## What the task asks:
Rewrite the records below with every "bounding boxes" changed to "box coordinates" and nothing else altered.

----

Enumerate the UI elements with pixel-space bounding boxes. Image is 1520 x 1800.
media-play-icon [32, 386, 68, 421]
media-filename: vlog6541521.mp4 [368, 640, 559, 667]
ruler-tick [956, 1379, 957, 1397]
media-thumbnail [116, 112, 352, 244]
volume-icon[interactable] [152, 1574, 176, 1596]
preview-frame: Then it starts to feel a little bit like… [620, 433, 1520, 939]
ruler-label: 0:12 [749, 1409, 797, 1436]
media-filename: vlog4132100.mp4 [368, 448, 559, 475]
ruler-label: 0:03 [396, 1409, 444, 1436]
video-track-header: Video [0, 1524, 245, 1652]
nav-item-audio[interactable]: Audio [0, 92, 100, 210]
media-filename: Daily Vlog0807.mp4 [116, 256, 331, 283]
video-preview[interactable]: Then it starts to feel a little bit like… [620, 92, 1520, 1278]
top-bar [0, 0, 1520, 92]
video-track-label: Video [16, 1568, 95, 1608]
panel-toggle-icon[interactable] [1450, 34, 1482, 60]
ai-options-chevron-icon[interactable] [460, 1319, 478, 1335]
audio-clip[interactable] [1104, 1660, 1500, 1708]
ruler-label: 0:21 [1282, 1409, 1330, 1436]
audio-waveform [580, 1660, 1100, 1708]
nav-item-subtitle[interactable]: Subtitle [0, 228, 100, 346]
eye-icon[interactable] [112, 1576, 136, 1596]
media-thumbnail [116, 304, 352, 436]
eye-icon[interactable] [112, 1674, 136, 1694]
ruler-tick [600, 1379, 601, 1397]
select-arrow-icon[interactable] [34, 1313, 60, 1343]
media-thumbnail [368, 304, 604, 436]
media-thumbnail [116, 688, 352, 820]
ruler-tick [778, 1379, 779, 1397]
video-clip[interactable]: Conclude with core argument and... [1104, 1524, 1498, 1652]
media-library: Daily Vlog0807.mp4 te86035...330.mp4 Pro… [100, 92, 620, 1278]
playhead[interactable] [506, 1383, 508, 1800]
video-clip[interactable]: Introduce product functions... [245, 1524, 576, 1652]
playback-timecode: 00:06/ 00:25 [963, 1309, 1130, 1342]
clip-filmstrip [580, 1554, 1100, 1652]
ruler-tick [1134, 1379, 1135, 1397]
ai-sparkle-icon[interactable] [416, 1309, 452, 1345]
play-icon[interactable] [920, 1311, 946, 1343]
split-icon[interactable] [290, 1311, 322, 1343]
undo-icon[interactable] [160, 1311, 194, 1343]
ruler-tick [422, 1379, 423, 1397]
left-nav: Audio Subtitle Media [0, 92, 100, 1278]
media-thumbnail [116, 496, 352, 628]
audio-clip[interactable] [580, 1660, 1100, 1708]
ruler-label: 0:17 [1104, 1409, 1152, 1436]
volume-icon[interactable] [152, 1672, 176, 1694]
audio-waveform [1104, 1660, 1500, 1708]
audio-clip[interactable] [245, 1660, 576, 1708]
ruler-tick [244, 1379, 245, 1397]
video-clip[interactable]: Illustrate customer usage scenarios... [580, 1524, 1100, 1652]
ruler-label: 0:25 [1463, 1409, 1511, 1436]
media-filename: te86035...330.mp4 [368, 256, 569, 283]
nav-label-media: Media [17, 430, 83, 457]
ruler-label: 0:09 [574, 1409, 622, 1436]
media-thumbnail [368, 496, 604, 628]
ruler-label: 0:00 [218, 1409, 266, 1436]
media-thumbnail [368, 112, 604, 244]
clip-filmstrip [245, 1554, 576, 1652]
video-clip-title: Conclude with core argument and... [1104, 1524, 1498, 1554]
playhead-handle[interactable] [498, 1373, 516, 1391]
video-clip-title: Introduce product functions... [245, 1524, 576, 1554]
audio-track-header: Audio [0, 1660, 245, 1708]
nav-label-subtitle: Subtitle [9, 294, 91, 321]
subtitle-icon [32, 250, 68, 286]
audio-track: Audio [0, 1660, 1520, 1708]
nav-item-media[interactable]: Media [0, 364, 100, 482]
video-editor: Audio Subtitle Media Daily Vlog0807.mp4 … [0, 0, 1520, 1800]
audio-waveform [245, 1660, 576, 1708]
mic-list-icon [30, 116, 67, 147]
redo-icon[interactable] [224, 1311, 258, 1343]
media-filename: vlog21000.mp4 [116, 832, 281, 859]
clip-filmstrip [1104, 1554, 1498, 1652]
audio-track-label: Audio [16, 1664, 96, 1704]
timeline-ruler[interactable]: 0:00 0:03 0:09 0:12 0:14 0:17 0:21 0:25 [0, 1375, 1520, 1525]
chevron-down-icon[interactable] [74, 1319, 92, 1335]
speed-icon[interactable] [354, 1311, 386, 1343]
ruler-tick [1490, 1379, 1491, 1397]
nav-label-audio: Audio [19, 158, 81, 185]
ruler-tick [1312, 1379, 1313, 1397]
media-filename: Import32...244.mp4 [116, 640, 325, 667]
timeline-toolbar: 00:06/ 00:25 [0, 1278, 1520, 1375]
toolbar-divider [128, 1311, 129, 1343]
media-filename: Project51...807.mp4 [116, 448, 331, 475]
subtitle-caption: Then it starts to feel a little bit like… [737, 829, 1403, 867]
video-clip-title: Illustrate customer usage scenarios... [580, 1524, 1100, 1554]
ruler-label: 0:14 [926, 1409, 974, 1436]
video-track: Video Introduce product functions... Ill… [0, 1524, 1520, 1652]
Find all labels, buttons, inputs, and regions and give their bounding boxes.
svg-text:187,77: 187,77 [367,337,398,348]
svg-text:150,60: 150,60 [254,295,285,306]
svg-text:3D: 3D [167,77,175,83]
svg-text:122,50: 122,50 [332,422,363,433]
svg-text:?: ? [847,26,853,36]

----

## Task answer:
Enumerate the UI elements with pixel-space box coordinates. Image is 1520 x 1800.
media-play-icon [32, 386, 68, 421]
media-filename: vlog6541521.mp4 [368, 640, 559, 667]
ruler-tick [956, 1379, 957, 1397]
media-thumbnail [116, 112, 352, 244]
volume-icon[interactable] [152, 1574, 176, 1596]
preview-frame: Then it starts to feel a little bit like… [620, 433, 1520, 939]
ruler-label: 0:12 [749, 1409, 797, 1436]
media-filename: vlog4132100.mp4 [368, 448, 559, 475]
ruler-label: 0:03 [396, 1409, 444, 1436]
video-track-header: Video [0, 1524, 245, 1652]
nav-item-audio[interactable]: Audio [0, 92, 100, 210]
media-filename: Daily Vlog0807.mp4 [116, 256, 331, 283]
video-preview[interactable]: Then it starts to feel a little bit like… [620, 92, 1520, 1278]
top-bar [0, 0, 1520, 92]
video-track-label: Video [16, 1568, 95, 1608]
panel-toggle-icon[interactable] [1450, 34, 1482, 60]
ai-options-chevron-icon[interactable] [460, 1319, 478, 1335]
audio-clip[interactable] [1104, 1660, 1500, 1708]
ruler-label: 0:21 [1282, 1409, 1330, 1436]
audio-waveform [580, 1660, 1100, 1708]
nav-item-subtitle[interactable]: Subtitle [0, 228, 100, 346]
eye-icon[interactable] [112, 1576, 136, 1596]
media-thumbnail [116, 304, 352, 436]
eye-icon[interactable] [112, 1674, 136, 1694]
ruler-tick [600, 1379, 601, 1397]
select-arrow-icon[interactable] [34, 1313, 60, 1343]
media-thumbnail [368, 304, 604, 436]
media-thumbnail [116, 688, 352, 820]
ruler-tick [778, 1379, 779, 1397]
video-clip[interactable]: Conclude with core argument and... [1104, 1524, 1498, 1652]
media-library: Daily Vlog0807.mp4 te86035...330.mp4 Pro… [100, 92, 620, 1278]
playhead[interactable] [506, 1383, 508, 1800]
video-clip[interactable]: Introduce product functions... [245, 1524, 576, 1652]
playback-timecode: 00:06/ 00:25 [963, 1309, 1130, 1342]
clip-filmstrip [580, 1554, 1100, 1652]
ruler-tick [1134, 1379, 1135, 1397]
ai-sparkle-icon[interactable] [416, 1309, 452, 1345]
play-icon[interactable] [920, 1311, 946, 1343]
split-icon[interactable] [290, 1311, 322, 1343]
undo-icon[interactable] [160, 1311, 194, 1343]
ruler-tick [422, 1379, 423, 1397]
left-nav: Audio Subtitle Media [0, 92, 100, 1278]
media-thumbnail [116, 496, 352, 628]
audio-clip[interactable] [580, 1660, 1100, 1708]
ruler-label: 0:17 [1104, 1409, 1152, 1436]
volume-icon[interactable] [152, 1672, 176, 1694]
audio-waveform [1104, 1660, 1500, 1708]
audio-clip[interactable] [245, 1660, 576, 1708]
ruler-tick [244, 1379, 245, 1397]
video-clip[interactable]: Illustrate customer usage scenarios... [580, 1524, 1100, 1652]
ruler-label: 0:25 [1463, 1409, 1511, 1436]
media-filename: te86035...330.mp4 [368, 256, 569, 283]
nav-label-media: Media [17, 430, 83, 457]
ruler-label: 0:09 [574, 1409, 622, 1436]
media-thumbnail [368, 496, 604, 628]
ruler-label: 0:00 [218, 1409, 266, 1436]
media-thumbnail [368, 112, 604, 244]
clip-filmstrip [245, 1554, 576, 1652]
video-clip-title: Conclude with core argument and... [1104, 1524, 1498, 1554]
playhead-handle[interactable] [498, 1373, 516, 1391]
video-clip-title: Introduce product functions... [245, 1524, 576, 1554]
audio-track-header: Audio [0, 1660, 245, 1708]
nav-label-subtitle: Subtitle [9, 294, 91, 321]
subtitle-icon [32, 250, 68, 286]
audio-track: Audio [0, 1660, 1520, 1708]
nav-item-media[interactable]: Media [0, 364, 100, 482]
video-editor: Audio Subtitle Media Daily Vlog0807.mp4 … [0, 0, 1520, 1800]
audio-waveform [245, 1660, 576, 1708]
mic-list-icon [30, 116, 67, 147]
redo-icon[interactable] [224, 1311, 258, 1343]
media-filename: vlog21000.mp4 [116, 832, 281, 859]
clip-filmstrip [1104, 1554, 1498, 1652]
audio-track-label: Audio [16, 1664, 96, 1704]
timeline-ruler[interactable]: 0:00 0:03 0:09 0:12 0:14 0:17 0:21 0:25 [0, 1375, 1520, 1525]
chevron-down-icon[interactable] [74, 1319, 92, 1335]
speed-icon[interactable] [354, 1311, 386, 1343]
ruler-tick [1490, 1379, 1491, 1397]
nav-label-audio: Audio [19, 158, 81, 185]
ruler-tick [1312, 1379, 1313, 1397]
media-filename: Import32...244.mp4 [116, 640, 325, 667]
timeline-toolbar: 00:06/ 00:25 [0, 1278, 1520, 1375]
toolbar-divider [128, 1311, 129, 1343]
media-filename: Project51...807.mp4 [116, 448, 331, 475]
subtitle-caption: Then it starts to feel a little bit like… [737, 829, 1403, 867]
video-clip-title: Illustrate customer usage scenarios... [580, 1524, 1100, 1554]
ruler-label: 0:14 [926, 1409, 974, 1436]
video-track: Video Introduce product functions... Ill… [0, 1524, 1520, 1652]
Find all labels, buttons, inputs, and regions and give their box coordinates.
svg-text:187,77: 187,77 [367,337,398,348]
svg-text:150,60: 150,60 [254,295,285,306]
svg-text:3D: 3D [167,77,175,83]
svg-text:122,50: 122,50 [332,422,363,433]
svg-text:?: ? [847,26,853,36]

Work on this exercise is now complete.